Instruction:
Locate every line in the records below that holds the word "JSON" and return each one.

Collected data
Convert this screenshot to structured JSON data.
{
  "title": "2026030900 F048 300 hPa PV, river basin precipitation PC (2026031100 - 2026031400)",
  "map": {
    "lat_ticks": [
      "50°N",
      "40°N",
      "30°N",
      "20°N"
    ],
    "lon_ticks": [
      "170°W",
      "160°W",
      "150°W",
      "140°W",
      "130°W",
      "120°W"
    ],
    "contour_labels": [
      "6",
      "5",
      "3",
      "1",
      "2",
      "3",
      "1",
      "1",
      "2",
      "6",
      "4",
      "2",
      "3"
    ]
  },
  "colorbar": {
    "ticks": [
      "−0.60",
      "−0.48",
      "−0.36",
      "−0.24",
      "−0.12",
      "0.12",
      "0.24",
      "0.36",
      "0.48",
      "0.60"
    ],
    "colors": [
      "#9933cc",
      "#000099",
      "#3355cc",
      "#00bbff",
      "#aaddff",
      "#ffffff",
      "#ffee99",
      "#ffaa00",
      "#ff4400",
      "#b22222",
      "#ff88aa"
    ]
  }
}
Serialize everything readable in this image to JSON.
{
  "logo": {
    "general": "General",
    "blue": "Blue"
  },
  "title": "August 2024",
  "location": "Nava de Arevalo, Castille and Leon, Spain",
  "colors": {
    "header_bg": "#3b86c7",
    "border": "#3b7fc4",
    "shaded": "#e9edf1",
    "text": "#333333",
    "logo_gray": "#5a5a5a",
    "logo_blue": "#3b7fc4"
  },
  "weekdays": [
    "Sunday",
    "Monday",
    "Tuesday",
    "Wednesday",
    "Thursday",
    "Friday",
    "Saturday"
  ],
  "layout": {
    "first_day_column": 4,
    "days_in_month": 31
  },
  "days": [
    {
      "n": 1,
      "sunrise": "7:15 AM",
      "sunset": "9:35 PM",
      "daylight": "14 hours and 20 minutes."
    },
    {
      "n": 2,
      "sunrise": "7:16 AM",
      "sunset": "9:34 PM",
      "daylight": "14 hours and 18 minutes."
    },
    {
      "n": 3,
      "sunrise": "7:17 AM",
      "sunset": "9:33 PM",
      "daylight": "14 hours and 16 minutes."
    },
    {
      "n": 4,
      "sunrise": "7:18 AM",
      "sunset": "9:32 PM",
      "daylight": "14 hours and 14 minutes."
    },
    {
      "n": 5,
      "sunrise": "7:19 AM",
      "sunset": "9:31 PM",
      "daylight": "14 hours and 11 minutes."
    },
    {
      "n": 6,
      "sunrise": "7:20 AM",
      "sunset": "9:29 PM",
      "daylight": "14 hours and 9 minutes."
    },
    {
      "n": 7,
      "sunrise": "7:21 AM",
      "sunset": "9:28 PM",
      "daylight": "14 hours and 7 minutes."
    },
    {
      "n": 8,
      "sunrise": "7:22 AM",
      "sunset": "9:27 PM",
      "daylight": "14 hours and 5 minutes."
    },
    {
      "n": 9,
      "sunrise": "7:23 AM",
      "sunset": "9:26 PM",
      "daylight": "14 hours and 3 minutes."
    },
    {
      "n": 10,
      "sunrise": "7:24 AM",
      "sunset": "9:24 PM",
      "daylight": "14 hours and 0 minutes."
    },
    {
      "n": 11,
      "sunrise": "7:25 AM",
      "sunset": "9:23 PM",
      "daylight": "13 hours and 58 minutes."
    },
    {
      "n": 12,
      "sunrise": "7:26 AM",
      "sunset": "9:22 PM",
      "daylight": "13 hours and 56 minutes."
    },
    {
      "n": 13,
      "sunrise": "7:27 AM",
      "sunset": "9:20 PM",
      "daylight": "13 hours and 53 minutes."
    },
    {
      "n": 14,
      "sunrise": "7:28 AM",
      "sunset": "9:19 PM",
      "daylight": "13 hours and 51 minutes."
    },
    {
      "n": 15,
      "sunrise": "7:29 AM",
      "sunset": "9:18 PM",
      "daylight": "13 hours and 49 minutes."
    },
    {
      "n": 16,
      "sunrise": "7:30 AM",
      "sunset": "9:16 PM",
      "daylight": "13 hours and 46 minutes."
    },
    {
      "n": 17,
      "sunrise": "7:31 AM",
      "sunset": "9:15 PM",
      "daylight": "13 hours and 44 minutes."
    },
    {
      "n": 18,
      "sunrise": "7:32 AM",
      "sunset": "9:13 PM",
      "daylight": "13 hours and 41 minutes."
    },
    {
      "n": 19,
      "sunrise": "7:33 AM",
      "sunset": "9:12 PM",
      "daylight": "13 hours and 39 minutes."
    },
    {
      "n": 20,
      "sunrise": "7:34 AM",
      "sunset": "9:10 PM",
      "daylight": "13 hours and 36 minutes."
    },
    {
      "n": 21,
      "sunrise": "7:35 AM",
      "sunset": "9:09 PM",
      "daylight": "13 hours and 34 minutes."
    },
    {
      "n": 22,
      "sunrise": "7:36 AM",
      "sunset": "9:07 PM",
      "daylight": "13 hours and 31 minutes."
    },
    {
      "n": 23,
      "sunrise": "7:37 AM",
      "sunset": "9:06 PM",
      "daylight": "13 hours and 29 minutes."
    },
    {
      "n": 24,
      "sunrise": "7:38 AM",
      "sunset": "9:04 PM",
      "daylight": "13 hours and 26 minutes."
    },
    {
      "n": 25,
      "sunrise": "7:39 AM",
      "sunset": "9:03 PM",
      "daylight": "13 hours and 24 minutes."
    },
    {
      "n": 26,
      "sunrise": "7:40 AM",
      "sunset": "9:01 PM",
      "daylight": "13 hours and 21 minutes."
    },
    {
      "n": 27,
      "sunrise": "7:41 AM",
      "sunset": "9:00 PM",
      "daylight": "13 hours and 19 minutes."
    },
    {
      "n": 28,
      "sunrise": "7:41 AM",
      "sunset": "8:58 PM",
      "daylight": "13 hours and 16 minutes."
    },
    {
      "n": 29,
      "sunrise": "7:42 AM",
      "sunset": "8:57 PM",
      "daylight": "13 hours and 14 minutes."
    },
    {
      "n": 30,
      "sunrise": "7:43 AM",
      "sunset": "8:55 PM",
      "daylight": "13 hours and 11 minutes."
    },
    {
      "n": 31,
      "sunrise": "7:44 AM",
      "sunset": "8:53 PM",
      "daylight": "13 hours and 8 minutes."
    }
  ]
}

Exercise answer:
Convert this screenshot to structured JSON data.
Serialize everything readable in this image to JSON.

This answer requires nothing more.